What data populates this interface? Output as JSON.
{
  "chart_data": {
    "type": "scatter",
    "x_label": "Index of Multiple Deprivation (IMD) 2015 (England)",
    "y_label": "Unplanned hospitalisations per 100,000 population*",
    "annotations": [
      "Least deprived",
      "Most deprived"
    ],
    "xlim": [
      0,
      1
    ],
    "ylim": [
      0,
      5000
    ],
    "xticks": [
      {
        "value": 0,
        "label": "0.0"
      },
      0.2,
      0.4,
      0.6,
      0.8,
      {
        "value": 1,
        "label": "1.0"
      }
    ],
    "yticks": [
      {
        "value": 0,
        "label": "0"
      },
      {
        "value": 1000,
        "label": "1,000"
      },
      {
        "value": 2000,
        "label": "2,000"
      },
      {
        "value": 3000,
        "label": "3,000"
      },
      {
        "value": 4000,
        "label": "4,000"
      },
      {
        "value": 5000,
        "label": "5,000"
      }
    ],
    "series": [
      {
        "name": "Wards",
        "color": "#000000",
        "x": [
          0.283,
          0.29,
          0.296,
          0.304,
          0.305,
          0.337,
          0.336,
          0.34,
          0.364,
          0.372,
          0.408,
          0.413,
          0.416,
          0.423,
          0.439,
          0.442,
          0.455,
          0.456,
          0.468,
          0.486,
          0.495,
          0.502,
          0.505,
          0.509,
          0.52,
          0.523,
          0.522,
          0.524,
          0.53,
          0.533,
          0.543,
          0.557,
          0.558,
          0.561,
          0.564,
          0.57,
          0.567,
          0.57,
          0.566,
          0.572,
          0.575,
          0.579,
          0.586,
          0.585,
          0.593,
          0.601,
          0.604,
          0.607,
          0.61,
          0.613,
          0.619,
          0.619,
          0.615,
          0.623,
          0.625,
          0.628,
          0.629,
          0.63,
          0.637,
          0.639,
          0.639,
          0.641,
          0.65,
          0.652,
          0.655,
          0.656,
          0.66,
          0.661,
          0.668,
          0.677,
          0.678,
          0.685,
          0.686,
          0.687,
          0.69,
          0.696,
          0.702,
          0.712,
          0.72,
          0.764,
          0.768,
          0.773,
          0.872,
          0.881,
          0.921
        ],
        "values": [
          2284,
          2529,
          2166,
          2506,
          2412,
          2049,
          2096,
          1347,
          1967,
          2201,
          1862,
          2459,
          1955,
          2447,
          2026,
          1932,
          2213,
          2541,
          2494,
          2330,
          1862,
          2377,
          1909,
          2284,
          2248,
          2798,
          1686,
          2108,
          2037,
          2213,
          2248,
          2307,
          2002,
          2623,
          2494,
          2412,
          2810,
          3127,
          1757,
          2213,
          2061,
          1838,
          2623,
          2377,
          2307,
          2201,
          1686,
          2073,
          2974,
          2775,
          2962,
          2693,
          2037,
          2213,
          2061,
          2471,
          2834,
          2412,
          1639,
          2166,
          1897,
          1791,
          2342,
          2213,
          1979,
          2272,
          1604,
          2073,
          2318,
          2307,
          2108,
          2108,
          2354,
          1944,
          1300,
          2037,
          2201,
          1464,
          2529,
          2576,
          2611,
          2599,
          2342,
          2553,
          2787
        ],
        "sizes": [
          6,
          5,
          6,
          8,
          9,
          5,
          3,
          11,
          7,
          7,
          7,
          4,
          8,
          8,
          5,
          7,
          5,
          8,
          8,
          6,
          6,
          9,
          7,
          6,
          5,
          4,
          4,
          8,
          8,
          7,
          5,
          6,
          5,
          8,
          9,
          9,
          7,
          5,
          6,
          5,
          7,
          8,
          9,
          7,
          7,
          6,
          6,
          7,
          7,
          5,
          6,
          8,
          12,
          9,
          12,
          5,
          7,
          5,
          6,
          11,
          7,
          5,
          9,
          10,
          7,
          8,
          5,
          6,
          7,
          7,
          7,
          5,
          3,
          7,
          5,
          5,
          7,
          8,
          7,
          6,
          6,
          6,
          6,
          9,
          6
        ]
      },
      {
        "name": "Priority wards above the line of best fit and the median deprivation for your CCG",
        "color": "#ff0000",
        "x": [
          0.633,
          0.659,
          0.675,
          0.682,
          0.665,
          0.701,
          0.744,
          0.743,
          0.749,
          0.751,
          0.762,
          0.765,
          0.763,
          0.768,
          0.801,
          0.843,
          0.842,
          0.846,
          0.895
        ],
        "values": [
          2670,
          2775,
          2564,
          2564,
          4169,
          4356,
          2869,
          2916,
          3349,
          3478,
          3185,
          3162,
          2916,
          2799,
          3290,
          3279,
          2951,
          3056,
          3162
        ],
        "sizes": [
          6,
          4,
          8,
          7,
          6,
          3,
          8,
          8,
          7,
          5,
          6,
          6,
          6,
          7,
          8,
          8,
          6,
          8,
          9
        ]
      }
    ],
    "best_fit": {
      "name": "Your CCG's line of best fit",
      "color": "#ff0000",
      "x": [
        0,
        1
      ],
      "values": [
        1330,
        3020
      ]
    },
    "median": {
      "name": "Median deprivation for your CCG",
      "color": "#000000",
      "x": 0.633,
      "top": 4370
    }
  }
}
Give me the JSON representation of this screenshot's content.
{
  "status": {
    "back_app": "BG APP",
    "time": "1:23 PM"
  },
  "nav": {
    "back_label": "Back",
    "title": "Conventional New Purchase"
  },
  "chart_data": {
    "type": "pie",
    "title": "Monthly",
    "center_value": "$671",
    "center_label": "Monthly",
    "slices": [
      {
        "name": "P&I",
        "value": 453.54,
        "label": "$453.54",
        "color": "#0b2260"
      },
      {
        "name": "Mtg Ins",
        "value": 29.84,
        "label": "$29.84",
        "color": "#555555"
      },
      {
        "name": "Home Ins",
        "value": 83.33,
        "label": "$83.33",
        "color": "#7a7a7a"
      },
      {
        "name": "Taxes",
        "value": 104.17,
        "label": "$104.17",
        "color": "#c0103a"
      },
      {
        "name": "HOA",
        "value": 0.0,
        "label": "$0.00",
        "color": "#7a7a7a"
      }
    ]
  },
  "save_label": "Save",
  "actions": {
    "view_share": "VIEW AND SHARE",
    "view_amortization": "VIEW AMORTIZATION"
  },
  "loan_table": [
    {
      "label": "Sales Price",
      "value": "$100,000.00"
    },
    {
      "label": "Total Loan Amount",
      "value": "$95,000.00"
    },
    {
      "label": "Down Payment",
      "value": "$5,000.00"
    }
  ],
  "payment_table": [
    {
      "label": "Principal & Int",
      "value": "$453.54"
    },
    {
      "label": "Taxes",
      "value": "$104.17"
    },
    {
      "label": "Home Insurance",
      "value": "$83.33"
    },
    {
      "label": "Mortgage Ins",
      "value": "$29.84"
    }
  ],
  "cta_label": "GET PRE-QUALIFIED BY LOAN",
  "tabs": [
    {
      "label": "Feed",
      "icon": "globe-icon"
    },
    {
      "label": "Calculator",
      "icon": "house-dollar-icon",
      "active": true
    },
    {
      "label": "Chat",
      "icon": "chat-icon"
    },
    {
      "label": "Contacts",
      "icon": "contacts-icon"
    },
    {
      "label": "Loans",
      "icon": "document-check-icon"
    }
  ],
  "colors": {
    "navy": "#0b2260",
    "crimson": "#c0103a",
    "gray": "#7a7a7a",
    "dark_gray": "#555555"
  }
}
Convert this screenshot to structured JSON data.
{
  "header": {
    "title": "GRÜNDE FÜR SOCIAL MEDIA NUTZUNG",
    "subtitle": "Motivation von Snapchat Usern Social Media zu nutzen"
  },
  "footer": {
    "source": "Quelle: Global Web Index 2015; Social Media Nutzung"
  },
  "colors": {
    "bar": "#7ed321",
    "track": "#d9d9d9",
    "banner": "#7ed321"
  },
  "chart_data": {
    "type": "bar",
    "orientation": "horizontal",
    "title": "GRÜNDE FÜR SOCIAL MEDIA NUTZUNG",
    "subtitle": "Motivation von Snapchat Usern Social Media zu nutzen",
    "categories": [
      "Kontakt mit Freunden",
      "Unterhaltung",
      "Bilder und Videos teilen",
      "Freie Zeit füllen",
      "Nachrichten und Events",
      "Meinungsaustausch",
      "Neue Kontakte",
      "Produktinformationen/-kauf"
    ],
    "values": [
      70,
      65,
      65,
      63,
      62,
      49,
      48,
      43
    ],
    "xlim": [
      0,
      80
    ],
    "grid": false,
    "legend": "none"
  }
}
____________________
Problem requirements:
Restate word for word the lines from the one holding "Convert this screenshot" to the end of the listing, both ends included, and nothing more.

The completed task:
Convert this screenshot to structured JSON data.
{
  "header": {
    "title": "GRÜNDE FÜR SOCIAL MEDIA NUTZUNG",
    "subtitle": "Motivation von Snapchat Usern Social Media zu nutzen"
  },
  "footer": {
    "source": "Quelle: Global Web Index 2015; Social Media Nutzung"
  },
  "colors": {
    "bar": "#7ed321",
    "track": "#d9d9d9",
    "banner": "#7ed321"
  },
  "chart_data": {
    "type": "bar",
    "orientation": "horizontal",
    "title": "GRÜNDE FÜR SOCIAL MEDIA NUTZUNG",
    "subtitle": "Motivation von Snapchat Usern Social Media zu nutzen",
    "categories": [
      "Kontakt mit Freunden",
      "Unterhaltung",
      "Bilder und Videos teilen",
      "Freie Zeit füllen",
      "Nachrichten und Events",
      "Meinungsaustausch",
      "Neue Kontakte",
      "Produktinformationen/-kauf"
    ],
    "values": [
      70,
      65,
      65,
      63,
      62,
      49,
      48,
      43
    ],
    "xlim": [
      0,
      80
    ],
    "grid": false,
    "legend": "none"
  }
}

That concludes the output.